- [TASK INSTRUCTIONS]: Copy out all lines that hold "contrôles".

- [DATA LINES]:
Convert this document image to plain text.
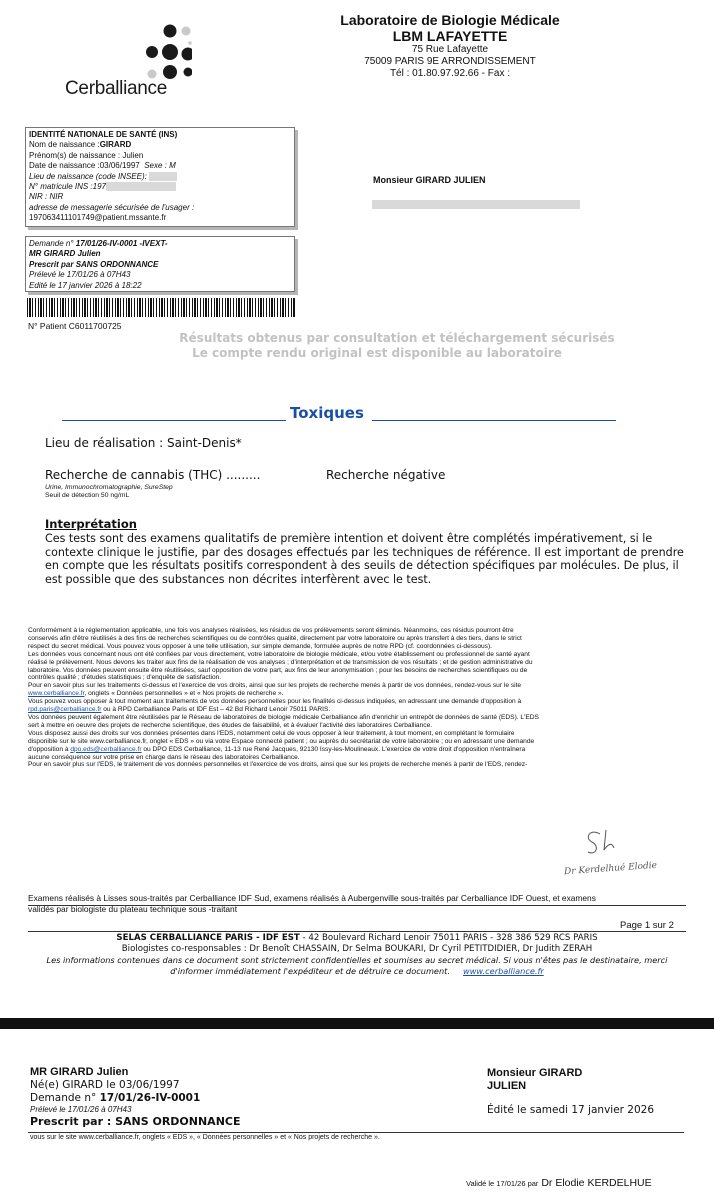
Cerballiance
Laboratoire de Biologie Médicale
LBM LAFAYETTE
75 Rue Lafayette
75009 PARIS 9E ARRONDISSEMENT
Tél : 01.80.97.92.66 - Fax :
IDENTITÉ NATIONALE DE SANTÉ (INS)
Nom de naissance :GIRARD
Prénom(s) de naissance : Julien
Date de naissance :03/06/1997 Sexe : M
Lieu de naissance (code INSEE):
N° matricule INS :197
NIR : NIR
adresse de messagerie sécurisée de l'usager :
197063411101749@patient.mssante.fr
Demande n° 17/01/26-IV-0001 -IVEXT-
MR GIRARD Julien
Prescrit par SANS ORDONNANCE
Prélevé le 17/01/26 à 07H43
Edité le 17 janvier 2026 à 18:22
N° Patient C6011700725
Monsieur GIRARD JULIEN
Résultats obtenus par consultation et téléchargement sécurisés
Le compte rendu original est disponible au laboratoire
Toxiques
Lieu de réalisation : Saint-Denis*
Recherche de cannabis (THC) .........	Recherche négative
Urine, Immunochromatographie, SureStep
Seuil de détection 50 ng/mL
Interprétation
Ces tests sont des examens qualitatifs de première intention et doivent être complétés impérativement, si le
contexte clinique le justifie, par des dosages effectués par les techniques de référence. Il est important de prendre
en compte que les résultats positifs correspondent à des seuils de détection spécifiques par molécules. De plus, il
est possible que des substances non décrites interfèrent avec le test.
Conformément à la réglementation applicable, une fois vos analyses réalisées, les résidus de vos prélèvements seront éliminés. Néanmoins, ces résidus pourront être
conservés afin d'être réutilisés à des fins de recherches scientifiques ou de contrôles qualité, directement par votre laboratoire ou après transfert à des tiers, dans le strict
respect du secret médical. Vous pouvez vous opposer à une telle utilisation, sur simple demande, formulée auprès de notre RPD (cf. coordonnées ci-dessous).
Les données vous concernant nous ont été confiées par vous directement, votre laboratoire de biologie médicale, et/ou votre établissement ou professionnel de santé ayant
réalisé le prélèvement. Nous devons les traiter aux fins de la réalisation de vos analyses ; d'interprétation et de transmission de vos résultats ; et de gestion administrative du
laboratoire. Vos données peuvent ensuite être réutilisées, sauf opposition de votre part, aux fins de leur anonymisation ; pour les besoins de recherches scientifiques ou de
contrôles qualité ; d'études statistiques ; d'enquête de satisfaction.
Pour en savoir plus sur les traitements ci-dessus et l'exercice de vos droits, ainsi que sur les projets de recherche menés à partir de vos données, rendez-vous sur le site
www.cerballiance.fr, onglets « Données personnelles » et « Nos projets de recherche ».
Vous pouvez vous opposer à tout moment aux traitements de vos données personnelles pour les finalités ci-dessus indiquées, en adressant une demande d'opposition à
rpd.paris@cerballiance.fr ou à RPD Cerballiance Paris et IDF Est – 42 Bd Richard Lenoir 75011 PARIS.
Vos données peuvent également être réutilisées par le Réseau de laboratoires de biologie médicale Cerballiance afin d'enrichir un entrepôt de données de santé (EDS). L'EDS
sert à mettre en oeuvre des projets de recherche scientifique, des études de faisabilité, et à évaluer l'activité des laboratoires Cerballiance.
Vous disposez aussi des droits sur vos données présentes dans l'EDS, notamment celui de vous opposer à leur traitement, à tout moment, en complétant le formulaire
disponible sur le site www.cerballiance.fr, onglet « EDS » ou via votre Espace connecté patient ; ou auprès du secrétariat de votre laboratoire ; ou en adressant une demande
d'opposition à dpo.eds@cerballiance.fr ou DPO EDS Cerballiance, 11-13 rue René Jacques, 92130 Issy-les-Moulineaux. L'exercice de votre droit d'opposition n'entraînera
aucune conséquence sur votre prise en charge dans le réseau des laboratoires Cerballiance.
Pour en savoir plus sur l'EDS, le traitement de vos données personnelles et l'exercice de vos droits, ainsi que sur les projets de recherche menés à partir de l'EDS, rendez-
Dr Kerdelhué Elodie
Examens réalisés à Lisses sous-traités par Cerballiance IDF Sud, examens réalisés à Aubergenville sous-traités par Cerballiance IDF Ouest, et examens
validés par biologiste du plateau technique sous -traitant
Page 1 sur 2
SELAS CERBALLIANCE PARIS - IDF EST - 42 Boulevard Richard Lenoir 75011 PARIS - 328 386 529 RCS PARIS
Biologistes co-responsables : Dr Benoît CHASSAIN, Dr Selma BOUKARI, Dr Cyril PETITDIDIER, Dr Judith ZERAH
Les informations contenues dans ce document sont strictement confidentielles et soumises au secret médical. Si vous n'êtes pas le destinataire, merci
d'informer immédiatement l'expéditeur et de détruire ce document. www.cerballiance.fr
MR GIRARD Julien
Né(e) GIRARD le 03/06/1997
Demande n° 17/01/26-IV-0001
Prélevé le 17/01/26 à 07H43
Prescrit par : SANS ORDONNANCE
Monsieur GIRARD
JULIEN
Édité le samedi 17 janvier 2026
vous sur le site www.cerballiance.fr, onglets « EDS », « Données personnelles » et « Nos projets de recherche ».
Validé le 17/01/26 par Dr Elodie KERDELHUE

- [RESPONSE TO THIS EXERCISE]:
conservés afin d'être réutilisés à des fins de recherches scientifiques ou de contrôles qualité, directement par votre laboratoire ou après transfert à des tiers, dans le strict
contrôles qualité ; d'études statistiques ; d'enquête de satisfaction.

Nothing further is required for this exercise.